**Task to carry out**
Write out each line exactly as it stands, please.

**Figure dataset records**
Start
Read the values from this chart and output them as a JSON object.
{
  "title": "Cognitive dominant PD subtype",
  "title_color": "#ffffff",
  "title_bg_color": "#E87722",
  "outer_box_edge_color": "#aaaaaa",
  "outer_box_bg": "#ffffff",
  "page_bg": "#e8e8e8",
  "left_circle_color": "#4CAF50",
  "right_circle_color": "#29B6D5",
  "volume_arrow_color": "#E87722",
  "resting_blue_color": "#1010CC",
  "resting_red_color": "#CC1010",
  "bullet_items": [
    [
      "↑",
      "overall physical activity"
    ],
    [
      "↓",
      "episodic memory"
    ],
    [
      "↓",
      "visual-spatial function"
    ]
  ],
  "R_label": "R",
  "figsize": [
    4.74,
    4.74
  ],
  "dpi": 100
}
End
**Output of the task**
Read the values from this chart and output them as a JSON object.
{
  "title": "Cognitive dominant PD subtype",
  "title_color": "#ffffff",
  "title_bg_color": "#E87722",
  "outer_box_edge_color": "#aaaaaa",
  "outer_box_bg": "#ffffff",
  "page_bg": "#e8e8e8",
  "left_circle_color": "#4CAF50",
  "right_circle_color": "#29B6D5",
  "volume_arrow_color": "#E87722",
  "resting_blue_color": "#1010CC",
  "resting_red_color": "#CC1010",
  "bullet_items": [
    [
      "↑",
      "overall physical activity"
    ],
    [
      "↓",
      "episodic memory"
    ],
    [
      "↓",
      "visual-spatial function"
    ]
  ],
  "R_label": "R",
  "figsize": [
    4.74,
    4.74
  ],
  "dpi": 100
}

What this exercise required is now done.